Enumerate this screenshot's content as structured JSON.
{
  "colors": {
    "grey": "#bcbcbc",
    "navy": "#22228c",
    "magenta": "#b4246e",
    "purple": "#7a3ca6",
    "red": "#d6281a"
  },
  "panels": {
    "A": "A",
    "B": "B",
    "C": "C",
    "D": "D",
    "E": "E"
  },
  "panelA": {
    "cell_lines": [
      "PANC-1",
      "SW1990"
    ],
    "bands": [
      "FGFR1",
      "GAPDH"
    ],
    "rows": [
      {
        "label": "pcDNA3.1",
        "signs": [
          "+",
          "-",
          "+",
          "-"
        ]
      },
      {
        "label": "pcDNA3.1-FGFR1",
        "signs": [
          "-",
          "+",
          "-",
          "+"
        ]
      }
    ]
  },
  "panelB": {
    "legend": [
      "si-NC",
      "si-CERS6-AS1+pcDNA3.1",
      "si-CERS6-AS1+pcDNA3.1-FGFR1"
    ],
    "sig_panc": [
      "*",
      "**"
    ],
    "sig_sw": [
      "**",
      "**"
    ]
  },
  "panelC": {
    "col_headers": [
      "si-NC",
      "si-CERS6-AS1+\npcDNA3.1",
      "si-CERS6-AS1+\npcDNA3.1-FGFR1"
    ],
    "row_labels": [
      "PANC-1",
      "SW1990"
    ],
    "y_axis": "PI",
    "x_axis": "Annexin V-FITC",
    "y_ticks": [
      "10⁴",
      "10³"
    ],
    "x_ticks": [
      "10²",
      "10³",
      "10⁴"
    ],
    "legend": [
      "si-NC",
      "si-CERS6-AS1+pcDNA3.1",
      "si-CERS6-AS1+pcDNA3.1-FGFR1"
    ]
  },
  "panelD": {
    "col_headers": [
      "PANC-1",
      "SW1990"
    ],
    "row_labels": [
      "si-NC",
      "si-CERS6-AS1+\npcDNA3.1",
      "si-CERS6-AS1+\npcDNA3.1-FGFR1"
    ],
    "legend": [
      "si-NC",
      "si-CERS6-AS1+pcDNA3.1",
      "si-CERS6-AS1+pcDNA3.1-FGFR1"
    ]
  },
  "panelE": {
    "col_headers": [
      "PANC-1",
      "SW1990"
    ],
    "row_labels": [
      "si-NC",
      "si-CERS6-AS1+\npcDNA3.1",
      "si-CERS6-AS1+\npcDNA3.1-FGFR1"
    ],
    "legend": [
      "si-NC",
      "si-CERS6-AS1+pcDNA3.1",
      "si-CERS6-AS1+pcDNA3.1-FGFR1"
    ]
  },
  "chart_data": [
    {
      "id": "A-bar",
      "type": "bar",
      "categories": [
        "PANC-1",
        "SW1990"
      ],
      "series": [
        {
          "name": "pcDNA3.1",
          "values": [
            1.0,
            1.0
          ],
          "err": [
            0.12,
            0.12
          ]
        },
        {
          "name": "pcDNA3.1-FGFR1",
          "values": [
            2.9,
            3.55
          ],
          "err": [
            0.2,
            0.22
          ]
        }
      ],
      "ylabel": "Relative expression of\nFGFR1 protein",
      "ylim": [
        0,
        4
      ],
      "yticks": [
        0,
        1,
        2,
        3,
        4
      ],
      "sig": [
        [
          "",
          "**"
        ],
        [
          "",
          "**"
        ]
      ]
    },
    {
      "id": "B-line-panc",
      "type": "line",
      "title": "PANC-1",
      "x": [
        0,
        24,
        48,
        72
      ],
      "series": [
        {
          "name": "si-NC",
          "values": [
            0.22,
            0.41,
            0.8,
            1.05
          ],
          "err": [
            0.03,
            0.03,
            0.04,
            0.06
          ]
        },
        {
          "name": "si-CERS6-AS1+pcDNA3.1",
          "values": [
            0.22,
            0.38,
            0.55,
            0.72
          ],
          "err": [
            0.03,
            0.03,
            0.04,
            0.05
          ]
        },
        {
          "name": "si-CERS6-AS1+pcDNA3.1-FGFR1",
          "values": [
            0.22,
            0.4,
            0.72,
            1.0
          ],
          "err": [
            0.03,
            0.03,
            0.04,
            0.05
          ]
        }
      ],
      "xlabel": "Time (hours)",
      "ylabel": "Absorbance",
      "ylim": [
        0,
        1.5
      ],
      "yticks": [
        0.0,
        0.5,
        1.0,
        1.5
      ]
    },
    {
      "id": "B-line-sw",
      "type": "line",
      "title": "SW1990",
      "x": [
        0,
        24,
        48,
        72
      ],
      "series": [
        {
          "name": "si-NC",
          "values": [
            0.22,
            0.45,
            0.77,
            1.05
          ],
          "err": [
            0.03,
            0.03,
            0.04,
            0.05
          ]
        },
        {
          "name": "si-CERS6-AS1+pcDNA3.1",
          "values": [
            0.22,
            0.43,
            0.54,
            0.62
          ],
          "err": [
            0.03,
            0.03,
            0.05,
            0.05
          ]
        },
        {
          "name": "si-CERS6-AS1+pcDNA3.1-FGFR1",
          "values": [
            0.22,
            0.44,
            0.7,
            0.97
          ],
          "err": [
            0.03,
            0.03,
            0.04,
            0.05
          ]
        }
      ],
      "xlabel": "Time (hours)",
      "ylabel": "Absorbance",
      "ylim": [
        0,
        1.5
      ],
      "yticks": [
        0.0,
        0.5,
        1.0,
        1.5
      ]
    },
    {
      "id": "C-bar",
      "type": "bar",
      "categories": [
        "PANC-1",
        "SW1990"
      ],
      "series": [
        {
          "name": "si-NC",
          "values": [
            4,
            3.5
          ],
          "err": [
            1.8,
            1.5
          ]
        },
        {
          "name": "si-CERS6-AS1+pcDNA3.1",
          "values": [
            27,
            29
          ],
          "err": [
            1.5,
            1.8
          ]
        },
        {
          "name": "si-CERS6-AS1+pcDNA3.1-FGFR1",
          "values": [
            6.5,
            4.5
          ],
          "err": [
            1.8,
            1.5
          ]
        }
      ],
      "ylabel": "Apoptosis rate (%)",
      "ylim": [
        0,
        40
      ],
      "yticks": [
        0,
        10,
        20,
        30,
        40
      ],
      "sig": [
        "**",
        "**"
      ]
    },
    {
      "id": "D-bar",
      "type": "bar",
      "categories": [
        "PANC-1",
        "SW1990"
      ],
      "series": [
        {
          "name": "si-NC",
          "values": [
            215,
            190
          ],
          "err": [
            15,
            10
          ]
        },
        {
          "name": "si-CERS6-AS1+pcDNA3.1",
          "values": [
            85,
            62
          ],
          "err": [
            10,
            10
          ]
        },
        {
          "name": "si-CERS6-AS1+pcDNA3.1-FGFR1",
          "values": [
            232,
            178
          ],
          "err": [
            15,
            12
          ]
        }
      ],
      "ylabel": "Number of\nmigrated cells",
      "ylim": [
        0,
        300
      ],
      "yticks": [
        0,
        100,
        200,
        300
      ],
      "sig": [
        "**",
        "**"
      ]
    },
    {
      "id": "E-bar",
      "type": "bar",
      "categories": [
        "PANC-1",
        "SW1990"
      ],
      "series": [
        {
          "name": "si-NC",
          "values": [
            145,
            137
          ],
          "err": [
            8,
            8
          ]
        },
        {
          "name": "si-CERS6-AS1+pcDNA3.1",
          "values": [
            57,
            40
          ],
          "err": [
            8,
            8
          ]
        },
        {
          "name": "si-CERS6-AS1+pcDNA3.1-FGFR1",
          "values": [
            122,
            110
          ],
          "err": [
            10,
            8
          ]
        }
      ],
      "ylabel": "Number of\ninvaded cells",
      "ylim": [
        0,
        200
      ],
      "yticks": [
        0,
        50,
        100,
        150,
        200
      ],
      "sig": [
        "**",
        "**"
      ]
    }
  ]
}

TASK TO CARRY OUT:
What is needed is a word-for-word copy of all the material.

WRITTEN RESPONSE:
Enumerate this screenshot's content as structured JSON.
{
  "colors": {
    "grey": "#bcbcbc",
    "navy": "#22228c",
    "magenta": "#b4246e",
    "purple": "#7a3ca6",
    "red": "#d6281a"
  },
  "panels": {
    "A": "A",
    "B": "B",
    "C": "C",
    "D": "D",
    "E": "E"
  },
  "panelA": {
    "cell_lines": [
      "PANC-1",
      "SW1990"
    ],
    "bands": [
      "FGFR1",
      "GAPDH"
    ],
    "rows": [
      {
        "label": "pcDNA3.1",
        "signs": [
          "+",
          "-",
          "+",
          "-"
        ]
      },
      {
        "label": "pcDNA3.1-FGFR1",
        "signs": [
          "-",
          "+",
          "-",
          "+"
        ]
      }
    ]
  },
  "panelB": {
    "legend": [
      "si-NC",
      "si-CERS6-AS1+pcDNA3.1",
      "si-CERS6-AS1+pcDNA3.1-FGFR1"
    ],
    "sig_panc": [
      "*",
      "**"
    ],
    "sig_sw": [
      "**",
      "**"
    ]
  },
  "panelC": {
    "col_headers": [
      "si-NC",
      "si-CERS6-AS1+\npcDNA3.1",
      "si-CERS6-AS1+\npcDNA3.1-FGFR1"
    ],
    "row_labels": [
      "PANC-1",
      "SW1990"
    ],
    "y_axis": "PI",
    "x_axis": "Annexin V-FITC",
    "y_ticks": [
      "10⁴",
      "10³"
    ],
    "x_ticks": [
      "10²",
      "10³",
      "10⁴"
    ],
    "legend": [
      "si-NC",
      "si-CERS6-AS1+pcDNA3.1",
      "si-CERS6-AS1+pcDNA3.1-FGFR1"
    ]
  },
  "panelD": {
    "col_headers": [
      "PANC-1",
      "SW1990"
    ],
    "row_labels": [
      "si-NC",
      "si-CERS6-AS1+\npcDNA3.1",
      "si-CERS6-AS1+\npcDNA3.1-FGFR1"
    ],
    "legend": [
      "si-NC",
      "si-CERS6-AS1+pcDNA3.1",
      "si-CERS6-AS1+pcDNA3.1-FGFR1"
    ]
  },
  "panelE": {
    "col_headers": [
      "PANC-1",
      "SW1990"
    ],
    "row_labels": [
      "si-NC",
      "si-CERS6-AS1+\npcDNA3.1",
      "si-CERS6-AS1+\npcDNA3.1-FGFR1"
    ],
    "legend": [
      "si-NC",
      "si-CERS6-AS1+pcDNA3.1",
      "si-CERS6-AS1+pcDNA3.1-FGFR1"
    ]
  },
  "chart_data": [
    {
      "id": "A-bar",
      "type": "bar",
      "categories": [
        "PANC-1",
        "SW1990"
      ],
      "series": [
        {
          "name": "pcDNA3.1",
          "values": [
            1.0,
            1.0
          ],
          "err": [
            0.12,
            0.12
          ]
        },
        {
          "name": "pcDNA3.1-FGFR1",
          "values": [
            2.9,
            3.55
          ],
          "err": [
            0.2,
            0.22
          ]
        }
      ],
      "ylabel": "Relative expression of\nFGFR1 protein",
      "ylim": [
        0,
        4
      ],
      "yticks": [
        0,
        1,
        2,
        3,
        4
      ],
      "sig": [
        [
          "",
          "**"
        ],
        [
          "",
          "**"
        ]
      ]
    },
    {
      "id": "B-line-panc",
      "type": "line",
      "title": "PANC-1",
      "x": [
        0,
        24,
        48,
        72
      ],
      "series": [
        {
          "name": "si-NC",
          "values": [
            0.22,
            0.41,
            0.8,
            1.05
          ],
          "err": [
            0.03,
            0.03,
            0.04,
            0.06
          ]
        },
        {
          "name": "si-CERS6-AS1+pcDNA3.1",
          "values": [
            0.22,
            0.38,
            0.55,
            0.72
          ],
          "err": [
            0.03,
            0.03,
            0.04,
            0.05
          ]
        },
        {
          "name": "si-CERS6-AS1+pcDNA3.1-FGFR1",
          "values": [
            0.22,
            0.4,
            0.72,
            1.0
          ],
          "err": [
            0.03,
            0.03,
            0.04,
            0.05
          ]
        }
      ],
      "xlabel": "Time (hours)",
      "ylabel": "Absorbance",
      "ylim": [
        0,
        1.5
      ],
      "yticks": [
        0.0,
        0.5,
        1.0,
        1.5
      ]
    },
    {
      "id": "B-line-sw",
      "type": "line",
      "title": "SW1990",
      "x": [
        0,
        24,
        48,
        72
      ],
      "series": [
        {
          "name": "si-NC",
          "values": [
            0.22,
            0.45,
            0.77,
            1.05
          ],
          "err": [
            0.03,
            0.03,
            0.04,
            0.05
          ]
        },
        {
          "name": "si-CERS6-AS1+pcDNA3.1",
          "values": [
            0.22,
            0.43,
            0.54,
            0.62
          ],
          "err": [
            0.03,
            0.03,
            0.05,
            0.05
          ]
        },
        {
          "name": "si-CERS6-AS1+pcDNA3.1-FGFR1",
          "values": [
            0.22,
            0.44,
            0.7,
            0.97
          ],
          "err": [
            0.03,
            0.03,
            0.04,
            0.05
          ]
        }
      ],
      "xlabel": "Time (hours)",
      "ylabel": "Absorbance",
      "ylim": [
        0,
        1.5
      ],
      "yticks": [
        0.0,
        0.5,
        1.0,
        1.5
      ]
    },
    {
      "id": "C-bar",
      "type": "bar",
      "categories": [
        "PANC-1",
        "SW1990"
      ],
      "series": [
        {
          "name": "si-NC",
          "values": [
            4,
            3.5
          ],
          "err": [
            1.8,
            1.5
          ]
        },
        {
          "name": "si-CERS6-AS1+pcDNA3.1",
          "values": [
            27,
            29
          ],
          "err": [
            1.5,
            1.8
          ]
        },
        {
          "name": "si-CERS6-AS1+pcDNA3.1-FGFR1",
          "values": [
            6.5,
            4.5
          ],
          "err": [
            1.8,
            1.5
          ]
        }
      ],
      "ylabel": "Apoptosis rate (%)",
      "ylim": [
        0,
        40
      ],
      "yticks": [
        0,
        10,
        20,
        30,
        40
      ],
      "sig": [
        "**",
        "**"
      ]
    },
    {
      "id": "D-bar",
      "type": "bar",
      "categories": [
        "PANC-1",
        "SW1990"
      ],
      "series": [
        {
          "name": "si-NC",
          "values": [
            215,
            190
          ],
          "err": [
            15,
            10
          ]
        },
        {
          "name": "si-CERS6-AS1+pcDNA3.1",
          "values": [
            85,
            62
          ],
          "err": [
            10,
            10
          ]
        },
        {
          "name": "si-CERS6-AS1+pcDNA3.1-FGFR1",
          "values": [
            232,
            178
          ],
          "err": [
            15,
            12
          ]
        }
      ],
      "ylabel": "Number of\nmigrated cells",
      "ylim": [
        0,
        300
      ],
      "yticks": [
        0,
        100,
        200,
        300
      ],
      "sig": [
        "**",
        "**"
      ]
    },
    {
      "id": "E-bar",
      "type": "bar",
      "categories": [
        "PANC-1",
        "SW1990"
      ],
      "series": [
        {
          "name": "si-NC",
          "values": [
            145,
            137
          ],
          "err": [
            8,
            8
          ]
        },
        {
          "name": "si-CERS6-AS1+pcDNA3.1",
          "values": [
            57,
            40
          ],
          "err": [
            8,
            8
          ]
        },
        {
          "name": "si-CERS6-AS1+pcDNA3.1-FGFR1",
          "values": [
            122,
            110
          ],
          "err": [
            10,
            8
          ]
        }
      ],
      "ylabel": "Number of\ninvaded cells",
      "ylim": [
        0,
        200
      ],
      "yticks": [
        0,
        50,
        100,
        150,
        200
      ],
      "sig": [
        "**",
        "**"
      ]
    }
  ]
}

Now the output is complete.